— GIVEN PROBLEM —
Select the lines of the records containing the word "will" and list them.

— RECORDS FOR THIS EXERCISE —
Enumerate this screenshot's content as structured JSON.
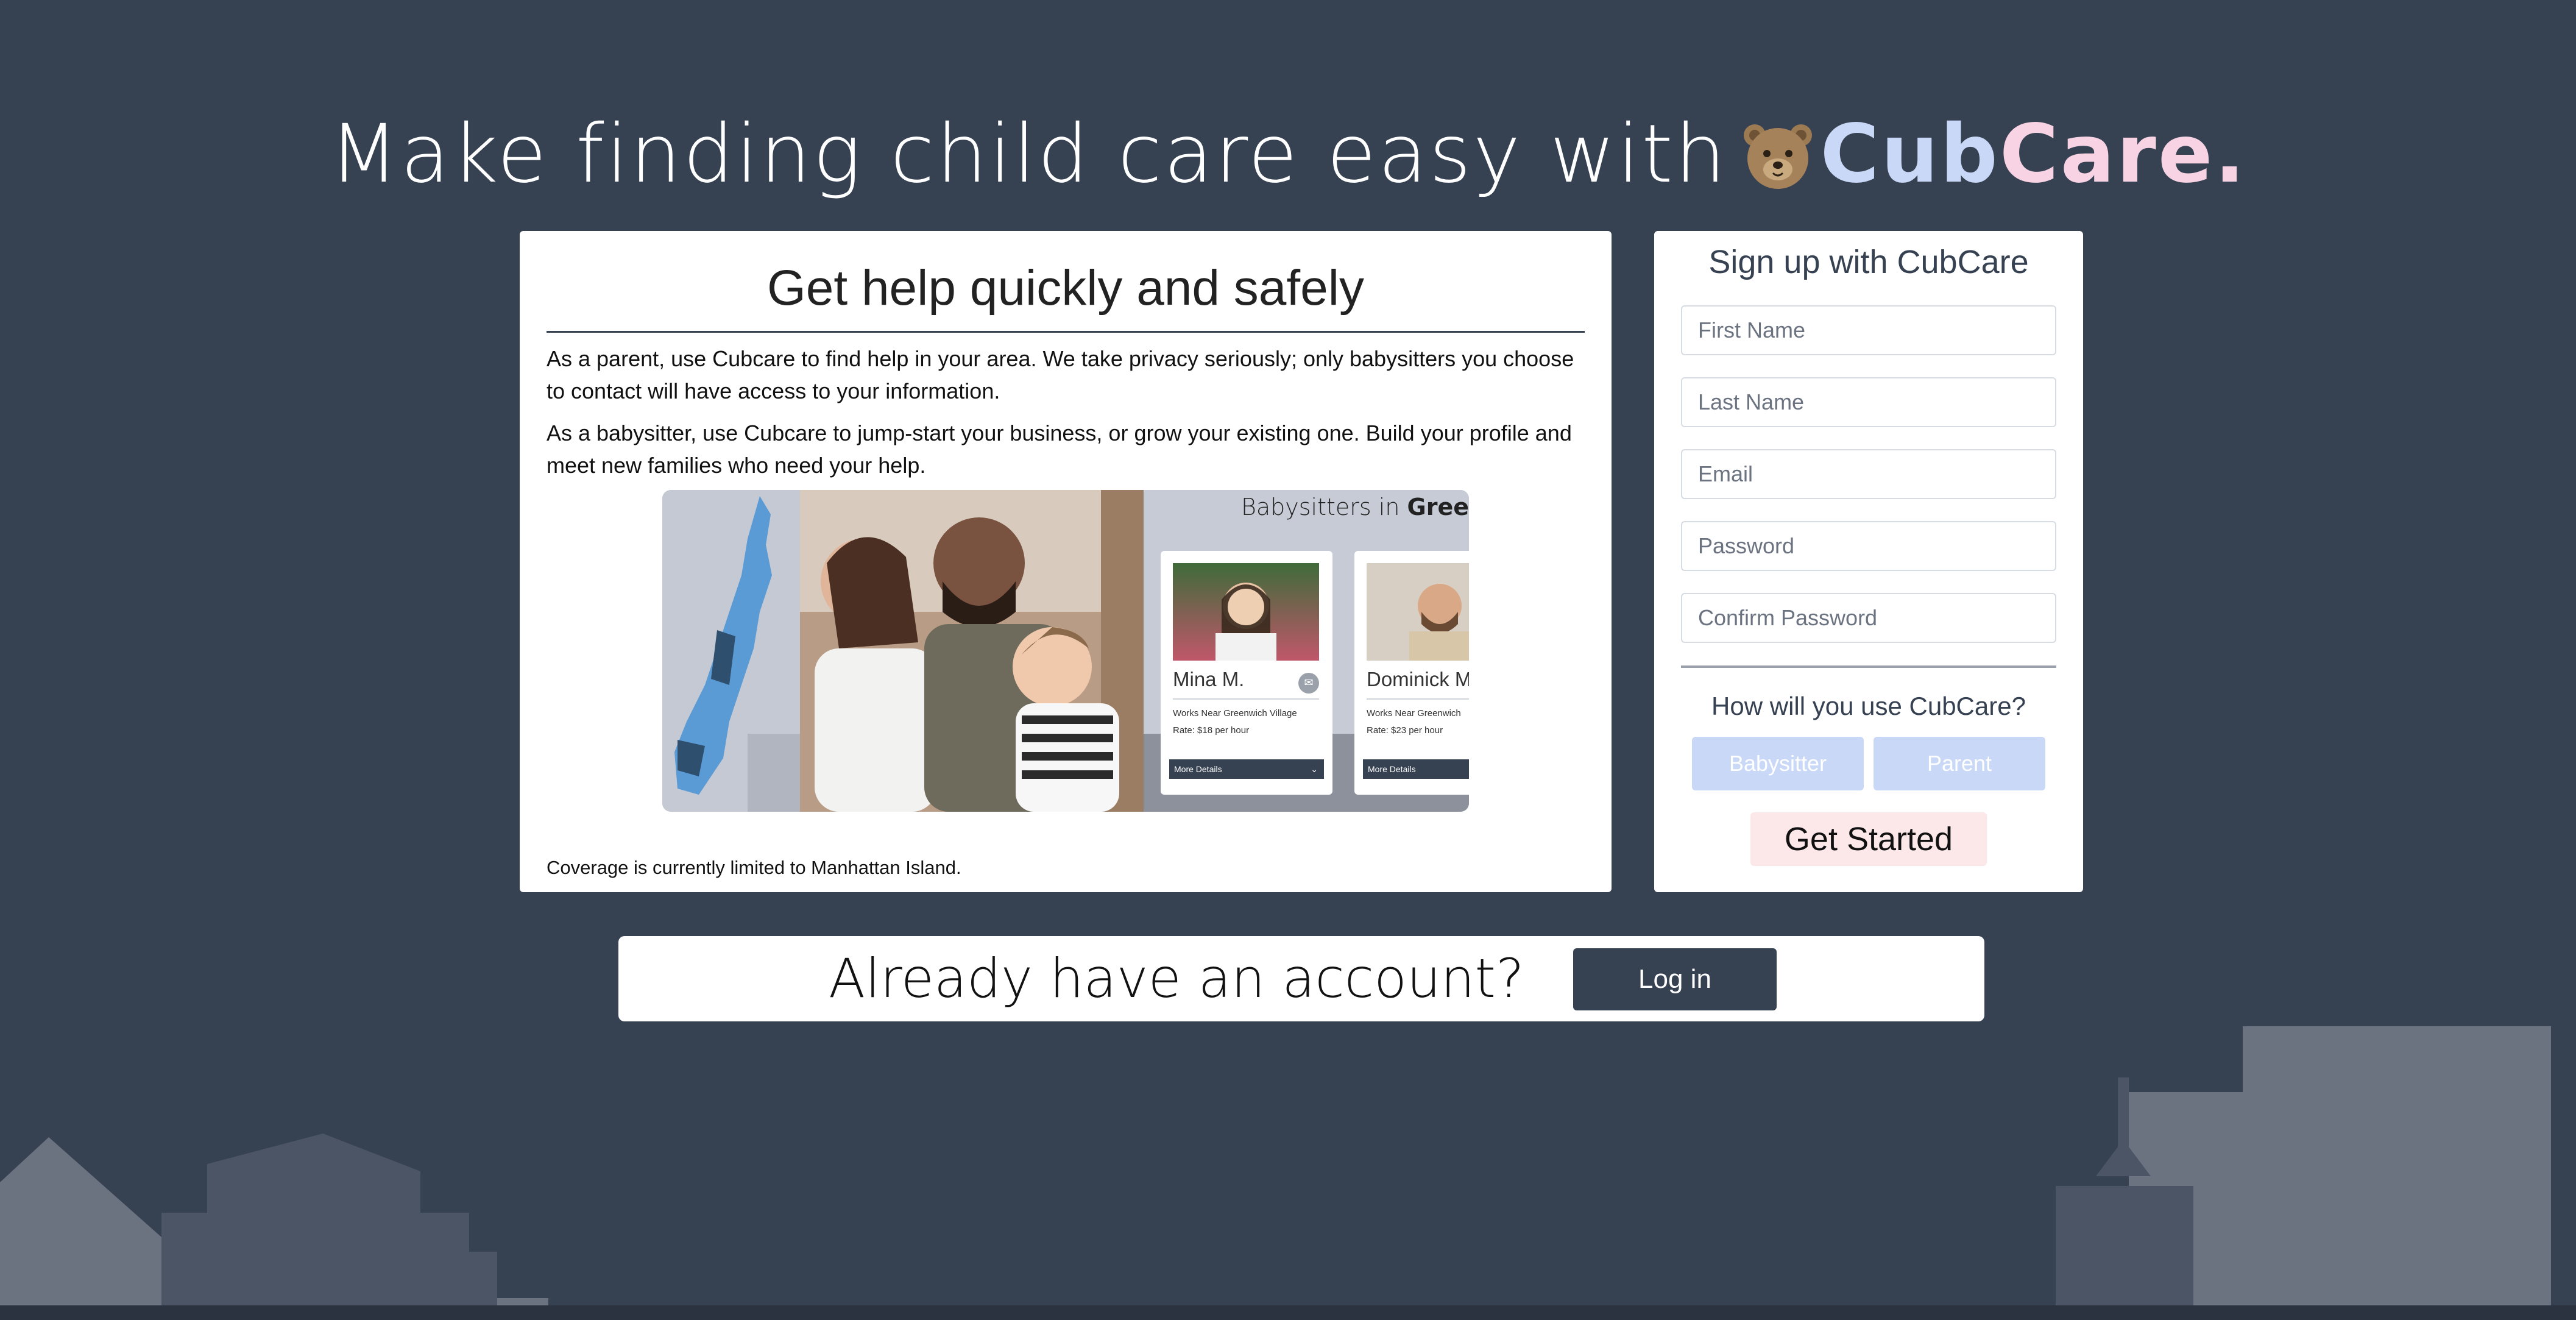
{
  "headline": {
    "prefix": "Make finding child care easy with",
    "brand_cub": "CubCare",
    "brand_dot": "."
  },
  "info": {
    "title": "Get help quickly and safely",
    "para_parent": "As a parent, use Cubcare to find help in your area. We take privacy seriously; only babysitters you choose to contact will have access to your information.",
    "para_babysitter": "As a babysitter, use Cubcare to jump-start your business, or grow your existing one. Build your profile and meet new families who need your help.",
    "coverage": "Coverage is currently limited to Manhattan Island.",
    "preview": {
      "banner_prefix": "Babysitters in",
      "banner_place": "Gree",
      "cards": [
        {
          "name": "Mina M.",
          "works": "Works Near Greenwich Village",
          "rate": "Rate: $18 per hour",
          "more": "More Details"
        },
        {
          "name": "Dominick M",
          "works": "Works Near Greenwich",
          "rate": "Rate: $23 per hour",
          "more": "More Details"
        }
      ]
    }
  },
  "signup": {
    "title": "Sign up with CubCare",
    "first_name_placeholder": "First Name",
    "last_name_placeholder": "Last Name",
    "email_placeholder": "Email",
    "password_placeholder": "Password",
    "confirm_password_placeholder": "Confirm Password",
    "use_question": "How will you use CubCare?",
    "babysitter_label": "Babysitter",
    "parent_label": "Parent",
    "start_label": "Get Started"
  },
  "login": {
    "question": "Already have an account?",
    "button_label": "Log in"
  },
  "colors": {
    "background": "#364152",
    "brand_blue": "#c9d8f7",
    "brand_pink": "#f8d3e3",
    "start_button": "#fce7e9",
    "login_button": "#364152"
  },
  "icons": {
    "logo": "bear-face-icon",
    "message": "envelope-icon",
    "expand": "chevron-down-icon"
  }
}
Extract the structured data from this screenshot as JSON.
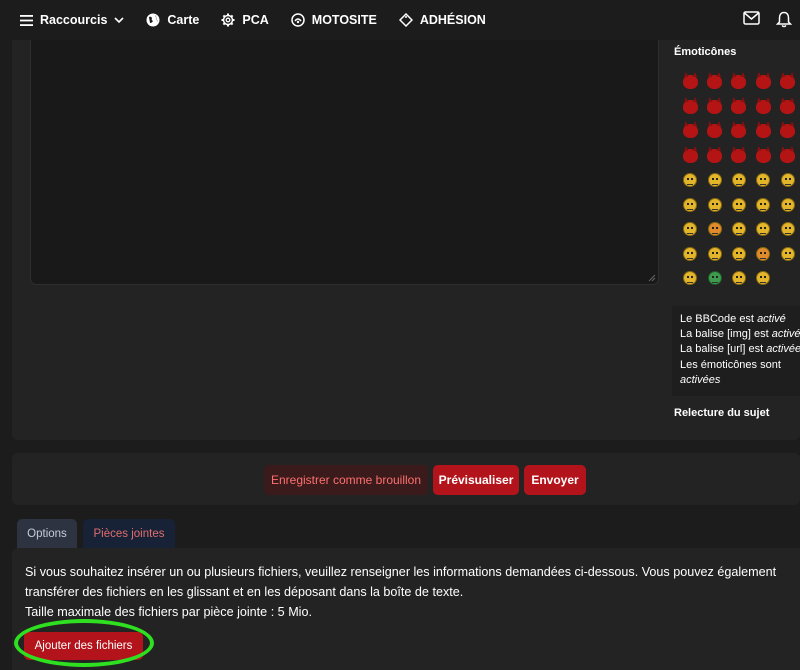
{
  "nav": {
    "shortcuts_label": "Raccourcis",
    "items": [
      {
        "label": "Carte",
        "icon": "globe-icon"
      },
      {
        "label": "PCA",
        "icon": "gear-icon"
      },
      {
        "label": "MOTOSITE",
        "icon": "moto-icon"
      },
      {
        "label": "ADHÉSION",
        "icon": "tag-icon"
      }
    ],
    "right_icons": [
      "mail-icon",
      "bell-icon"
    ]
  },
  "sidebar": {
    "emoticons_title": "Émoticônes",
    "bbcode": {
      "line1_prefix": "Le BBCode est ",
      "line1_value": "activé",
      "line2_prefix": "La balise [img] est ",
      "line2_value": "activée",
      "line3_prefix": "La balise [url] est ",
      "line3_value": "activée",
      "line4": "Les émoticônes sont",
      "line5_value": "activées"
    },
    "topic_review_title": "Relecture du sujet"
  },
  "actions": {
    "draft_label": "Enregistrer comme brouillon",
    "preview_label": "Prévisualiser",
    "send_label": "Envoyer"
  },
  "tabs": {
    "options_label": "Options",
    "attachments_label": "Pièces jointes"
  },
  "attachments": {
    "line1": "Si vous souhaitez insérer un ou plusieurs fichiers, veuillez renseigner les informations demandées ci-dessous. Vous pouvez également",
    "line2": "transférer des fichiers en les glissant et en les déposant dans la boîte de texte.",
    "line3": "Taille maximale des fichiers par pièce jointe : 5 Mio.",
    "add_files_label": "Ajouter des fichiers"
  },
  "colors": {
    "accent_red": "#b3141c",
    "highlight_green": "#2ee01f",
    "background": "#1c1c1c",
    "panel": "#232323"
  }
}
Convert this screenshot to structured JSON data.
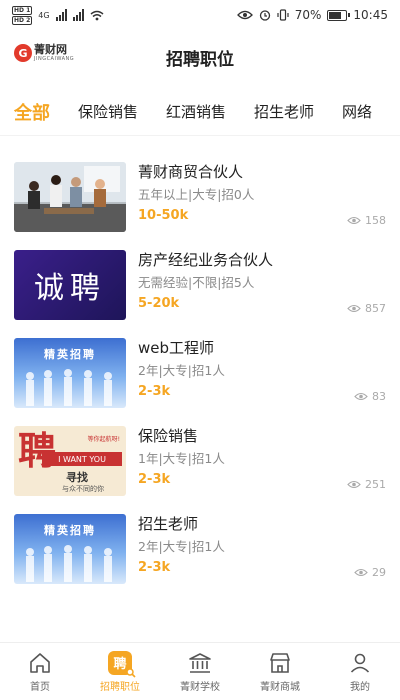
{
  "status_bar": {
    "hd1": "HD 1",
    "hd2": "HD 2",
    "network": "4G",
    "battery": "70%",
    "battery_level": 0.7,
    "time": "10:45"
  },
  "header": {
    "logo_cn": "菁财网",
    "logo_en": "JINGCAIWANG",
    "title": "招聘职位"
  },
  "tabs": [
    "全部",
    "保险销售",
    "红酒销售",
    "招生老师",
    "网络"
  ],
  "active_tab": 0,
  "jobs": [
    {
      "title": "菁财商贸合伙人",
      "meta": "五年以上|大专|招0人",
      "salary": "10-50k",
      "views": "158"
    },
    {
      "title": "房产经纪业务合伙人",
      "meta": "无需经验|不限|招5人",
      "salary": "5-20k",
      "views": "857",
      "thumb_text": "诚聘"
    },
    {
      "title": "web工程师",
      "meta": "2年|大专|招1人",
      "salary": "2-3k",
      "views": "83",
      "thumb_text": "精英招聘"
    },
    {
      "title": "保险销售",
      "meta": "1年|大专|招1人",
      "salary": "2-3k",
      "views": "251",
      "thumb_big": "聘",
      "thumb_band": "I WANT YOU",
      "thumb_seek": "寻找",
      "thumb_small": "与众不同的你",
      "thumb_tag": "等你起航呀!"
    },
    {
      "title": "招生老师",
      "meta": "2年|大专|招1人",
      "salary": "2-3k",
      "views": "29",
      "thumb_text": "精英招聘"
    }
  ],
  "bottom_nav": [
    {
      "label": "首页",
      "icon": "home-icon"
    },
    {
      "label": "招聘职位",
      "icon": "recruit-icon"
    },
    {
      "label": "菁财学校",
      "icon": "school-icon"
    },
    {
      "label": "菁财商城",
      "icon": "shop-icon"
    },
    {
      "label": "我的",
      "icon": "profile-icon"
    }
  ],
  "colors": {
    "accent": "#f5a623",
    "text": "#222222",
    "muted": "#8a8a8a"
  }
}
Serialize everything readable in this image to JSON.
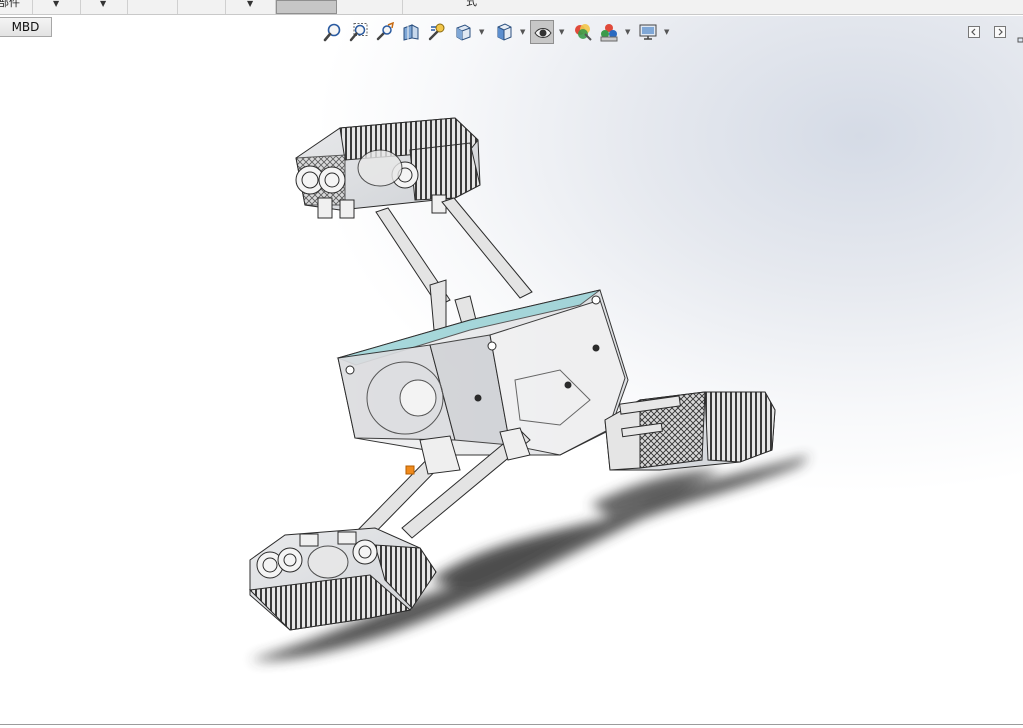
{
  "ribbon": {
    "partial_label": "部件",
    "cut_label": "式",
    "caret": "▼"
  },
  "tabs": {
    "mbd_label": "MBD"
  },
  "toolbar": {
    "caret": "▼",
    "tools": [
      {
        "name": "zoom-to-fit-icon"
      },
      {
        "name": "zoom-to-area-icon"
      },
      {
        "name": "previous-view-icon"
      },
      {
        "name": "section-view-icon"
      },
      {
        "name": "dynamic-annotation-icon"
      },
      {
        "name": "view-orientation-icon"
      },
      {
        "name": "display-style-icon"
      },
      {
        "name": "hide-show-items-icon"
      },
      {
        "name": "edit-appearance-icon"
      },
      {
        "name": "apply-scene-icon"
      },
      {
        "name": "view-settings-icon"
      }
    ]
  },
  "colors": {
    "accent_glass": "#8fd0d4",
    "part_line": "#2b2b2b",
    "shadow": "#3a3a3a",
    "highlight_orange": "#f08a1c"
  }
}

— SOLVED PROBLEM —
    "para_parent": "As a parent, use Cubcare to find help in your area. We take privacy seriously; only babysitters you choose to contact will have access to your information.",
    "use_question": "How will you use CubCare?",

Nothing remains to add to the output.